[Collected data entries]
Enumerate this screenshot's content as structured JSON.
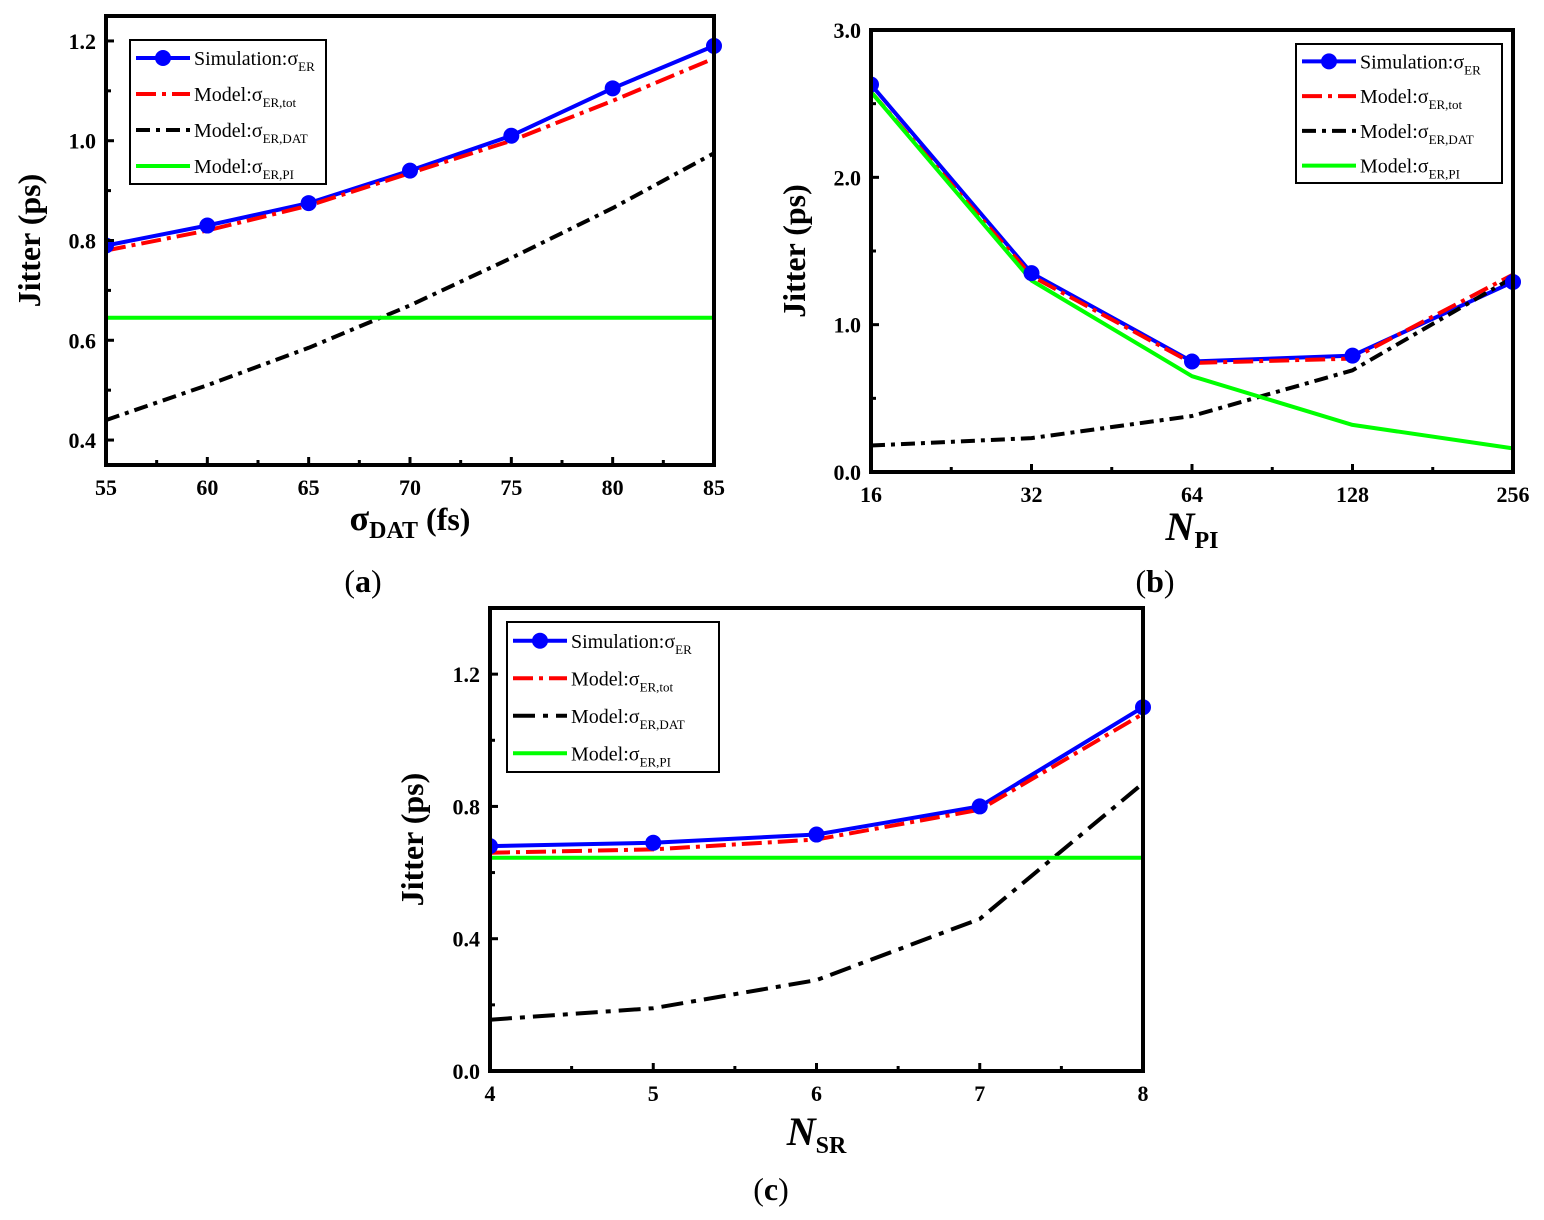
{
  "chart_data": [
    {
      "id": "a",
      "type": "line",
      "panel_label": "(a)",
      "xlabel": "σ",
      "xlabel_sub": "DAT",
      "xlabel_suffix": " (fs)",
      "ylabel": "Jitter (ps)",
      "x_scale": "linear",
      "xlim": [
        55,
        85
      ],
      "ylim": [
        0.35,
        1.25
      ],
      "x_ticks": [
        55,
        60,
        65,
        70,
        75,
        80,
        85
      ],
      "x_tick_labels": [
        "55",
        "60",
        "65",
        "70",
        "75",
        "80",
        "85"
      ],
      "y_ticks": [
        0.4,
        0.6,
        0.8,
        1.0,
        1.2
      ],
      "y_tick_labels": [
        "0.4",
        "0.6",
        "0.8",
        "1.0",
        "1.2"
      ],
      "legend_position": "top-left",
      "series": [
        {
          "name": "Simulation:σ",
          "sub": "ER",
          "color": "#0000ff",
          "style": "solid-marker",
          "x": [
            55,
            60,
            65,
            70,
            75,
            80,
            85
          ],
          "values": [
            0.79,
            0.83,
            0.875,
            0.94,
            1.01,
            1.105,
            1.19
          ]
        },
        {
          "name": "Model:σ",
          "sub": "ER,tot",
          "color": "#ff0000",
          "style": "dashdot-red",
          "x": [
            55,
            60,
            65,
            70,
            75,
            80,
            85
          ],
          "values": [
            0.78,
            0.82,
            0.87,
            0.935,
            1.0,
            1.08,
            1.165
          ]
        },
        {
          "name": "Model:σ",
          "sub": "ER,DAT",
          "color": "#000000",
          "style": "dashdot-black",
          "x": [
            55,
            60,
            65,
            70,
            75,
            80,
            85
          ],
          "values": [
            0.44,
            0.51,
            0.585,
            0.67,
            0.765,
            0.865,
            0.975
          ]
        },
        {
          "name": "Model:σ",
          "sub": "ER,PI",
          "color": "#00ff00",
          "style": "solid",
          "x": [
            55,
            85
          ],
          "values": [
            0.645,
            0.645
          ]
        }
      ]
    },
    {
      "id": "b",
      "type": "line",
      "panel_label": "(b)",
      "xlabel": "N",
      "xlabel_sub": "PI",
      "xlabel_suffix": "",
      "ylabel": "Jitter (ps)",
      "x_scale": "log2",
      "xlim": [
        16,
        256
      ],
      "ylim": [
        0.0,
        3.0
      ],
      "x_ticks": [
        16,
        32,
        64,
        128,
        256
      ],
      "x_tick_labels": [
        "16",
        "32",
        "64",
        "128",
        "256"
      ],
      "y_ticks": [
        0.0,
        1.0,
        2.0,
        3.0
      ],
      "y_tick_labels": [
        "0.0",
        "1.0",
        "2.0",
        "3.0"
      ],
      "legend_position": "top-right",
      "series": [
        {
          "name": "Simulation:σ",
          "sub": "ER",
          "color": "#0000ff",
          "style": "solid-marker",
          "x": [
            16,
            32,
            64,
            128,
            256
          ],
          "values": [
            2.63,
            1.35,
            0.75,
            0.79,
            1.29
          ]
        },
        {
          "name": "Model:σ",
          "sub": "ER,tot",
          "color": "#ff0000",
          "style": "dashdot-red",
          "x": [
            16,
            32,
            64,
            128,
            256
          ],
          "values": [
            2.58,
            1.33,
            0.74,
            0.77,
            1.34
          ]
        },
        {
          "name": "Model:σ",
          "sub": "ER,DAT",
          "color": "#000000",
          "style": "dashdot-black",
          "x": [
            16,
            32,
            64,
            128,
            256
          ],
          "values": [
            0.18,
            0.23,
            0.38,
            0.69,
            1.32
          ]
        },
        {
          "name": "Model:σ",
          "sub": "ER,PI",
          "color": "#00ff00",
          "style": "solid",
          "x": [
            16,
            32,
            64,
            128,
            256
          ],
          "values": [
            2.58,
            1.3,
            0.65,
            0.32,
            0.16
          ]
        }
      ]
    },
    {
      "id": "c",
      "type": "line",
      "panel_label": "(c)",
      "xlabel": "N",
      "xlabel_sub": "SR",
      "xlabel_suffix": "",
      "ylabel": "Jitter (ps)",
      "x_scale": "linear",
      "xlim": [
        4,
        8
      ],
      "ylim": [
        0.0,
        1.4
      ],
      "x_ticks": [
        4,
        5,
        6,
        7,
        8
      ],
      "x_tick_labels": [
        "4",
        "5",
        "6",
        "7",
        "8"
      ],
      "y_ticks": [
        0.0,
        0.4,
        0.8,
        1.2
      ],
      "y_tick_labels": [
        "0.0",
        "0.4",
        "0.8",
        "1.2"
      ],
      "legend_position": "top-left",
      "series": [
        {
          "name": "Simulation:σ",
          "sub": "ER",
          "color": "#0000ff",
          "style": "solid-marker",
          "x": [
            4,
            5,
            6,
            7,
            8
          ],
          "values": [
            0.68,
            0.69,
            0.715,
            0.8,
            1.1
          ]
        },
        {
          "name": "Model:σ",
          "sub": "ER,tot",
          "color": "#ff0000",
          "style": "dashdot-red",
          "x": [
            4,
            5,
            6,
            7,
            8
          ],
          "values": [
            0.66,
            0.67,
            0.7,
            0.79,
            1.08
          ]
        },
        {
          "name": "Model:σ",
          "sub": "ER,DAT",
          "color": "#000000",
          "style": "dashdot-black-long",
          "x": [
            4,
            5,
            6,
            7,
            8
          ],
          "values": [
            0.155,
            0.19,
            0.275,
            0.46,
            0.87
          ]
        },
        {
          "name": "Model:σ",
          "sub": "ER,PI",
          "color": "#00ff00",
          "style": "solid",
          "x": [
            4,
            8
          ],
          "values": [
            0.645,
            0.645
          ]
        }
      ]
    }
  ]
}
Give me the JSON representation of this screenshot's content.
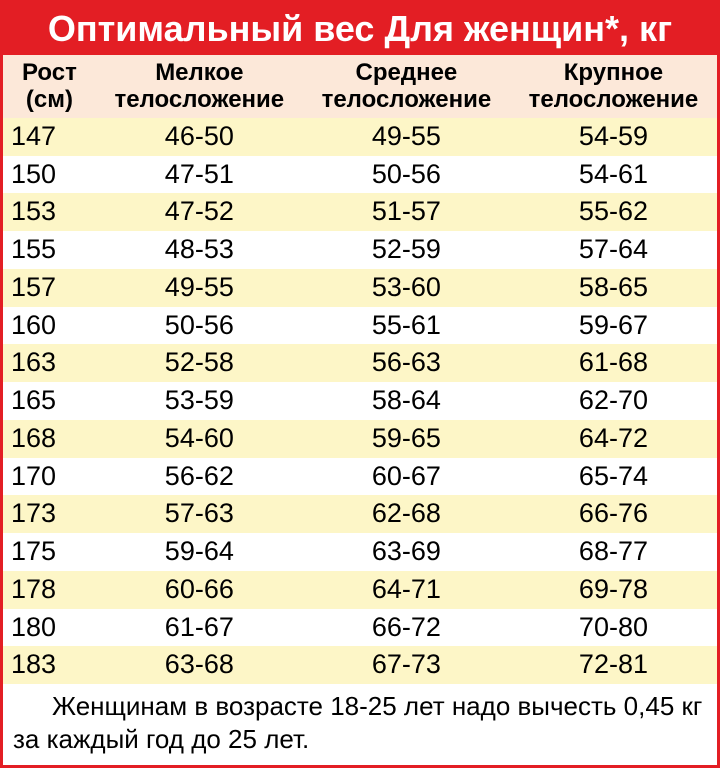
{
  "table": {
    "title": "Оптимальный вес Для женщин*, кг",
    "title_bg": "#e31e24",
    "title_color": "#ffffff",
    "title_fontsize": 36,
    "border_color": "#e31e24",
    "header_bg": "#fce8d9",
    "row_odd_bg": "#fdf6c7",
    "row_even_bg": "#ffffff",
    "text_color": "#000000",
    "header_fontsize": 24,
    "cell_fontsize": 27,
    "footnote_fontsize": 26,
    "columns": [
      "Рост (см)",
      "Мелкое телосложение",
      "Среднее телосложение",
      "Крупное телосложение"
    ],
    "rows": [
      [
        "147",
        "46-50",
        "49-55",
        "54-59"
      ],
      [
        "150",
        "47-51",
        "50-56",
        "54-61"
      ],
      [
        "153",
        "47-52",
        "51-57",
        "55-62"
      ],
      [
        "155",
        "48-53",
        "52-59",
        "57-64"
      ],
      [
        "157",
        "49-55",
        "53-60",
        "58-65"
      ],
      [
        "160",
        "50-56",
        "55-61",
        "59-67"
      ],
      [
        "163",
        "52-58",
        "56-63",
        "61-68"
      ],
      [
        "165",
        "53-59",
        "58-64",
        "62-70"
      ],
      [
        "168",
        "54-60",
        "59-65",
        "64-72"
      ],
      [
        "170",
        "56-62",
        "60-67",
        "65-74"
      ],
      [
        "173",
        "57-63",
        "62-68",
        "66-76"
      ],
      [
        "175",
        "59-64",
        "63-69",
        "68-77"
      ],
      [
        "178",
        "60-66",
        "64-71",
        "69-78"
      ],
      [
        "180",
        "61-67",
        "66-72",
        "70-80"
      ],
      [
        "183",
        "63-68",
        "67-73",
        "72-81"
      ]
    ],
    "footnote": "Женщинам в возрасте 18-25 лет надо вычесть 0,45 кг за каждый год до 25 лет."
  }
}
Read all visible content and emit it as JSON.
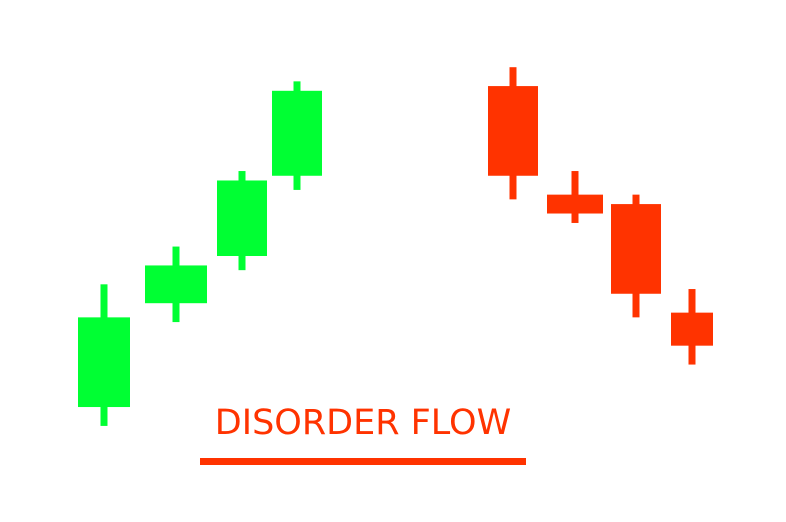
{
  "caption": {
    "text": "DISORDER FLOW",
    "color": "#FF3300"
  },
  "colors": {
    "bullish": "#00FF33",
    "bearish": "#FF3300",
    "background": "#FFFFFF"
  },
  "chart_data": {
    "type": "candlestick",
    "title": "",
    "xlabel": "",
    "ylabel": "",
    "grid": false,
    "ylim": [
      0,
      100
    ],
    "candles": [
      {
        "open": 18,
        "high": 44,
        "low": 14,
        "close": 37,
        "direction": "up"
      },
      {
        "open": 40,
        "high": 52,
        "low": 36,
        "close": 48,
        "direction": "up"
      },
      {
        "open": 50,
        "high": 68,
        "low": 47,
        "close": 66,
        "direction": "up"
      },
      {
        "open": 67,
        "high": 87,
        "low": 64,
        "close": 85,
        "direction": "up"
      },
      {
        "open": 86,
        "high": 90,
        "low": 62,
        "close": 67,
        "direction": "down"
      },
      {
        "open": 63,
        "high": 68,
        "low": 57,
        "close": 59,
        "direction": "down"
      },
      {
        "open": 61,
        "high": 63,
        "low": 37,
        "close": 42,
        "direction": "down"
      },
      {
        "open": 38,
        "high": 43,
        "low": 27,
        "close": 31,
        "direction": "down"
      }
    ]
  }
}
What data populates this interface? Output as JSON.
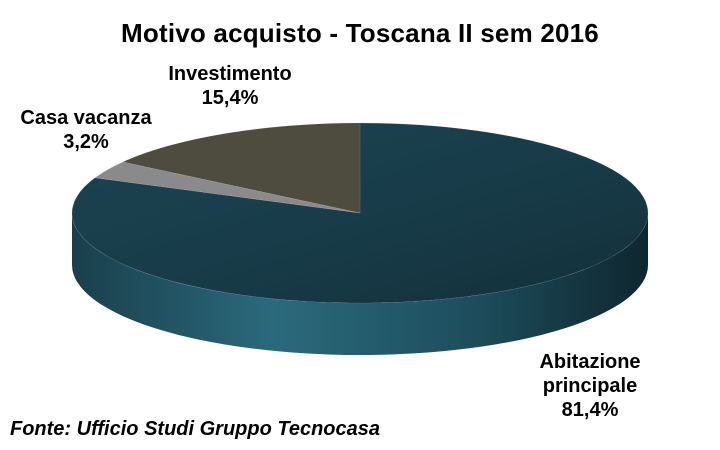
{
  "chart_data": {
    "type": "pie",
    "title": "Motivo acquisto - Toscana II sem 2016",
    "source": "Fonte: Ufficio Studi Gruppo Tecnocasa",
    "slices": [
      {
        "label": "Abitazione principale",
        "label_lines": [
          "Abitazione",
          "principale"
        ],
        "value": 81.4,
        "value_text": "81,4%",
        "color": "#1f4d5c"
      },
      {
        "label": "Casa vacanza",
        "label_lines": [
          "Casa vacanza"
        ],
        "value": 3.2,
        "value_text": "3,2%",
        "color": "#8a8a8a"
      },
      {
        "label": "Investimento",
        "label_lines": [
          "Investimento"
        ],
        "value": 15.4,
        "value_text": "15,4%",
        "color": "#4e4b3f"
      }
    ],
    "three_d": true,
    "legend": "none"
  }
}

● **TASK REQUIREMENTS**
Copy out every line from the records that has the word "open".

● **ANSWER TO THIS TASK**
        "open": 18,
        "open": 40,
        "open": 50,
        "open": 67,
        "open": 86,
        "open": 63,
        "open": 61,
        "open": 38,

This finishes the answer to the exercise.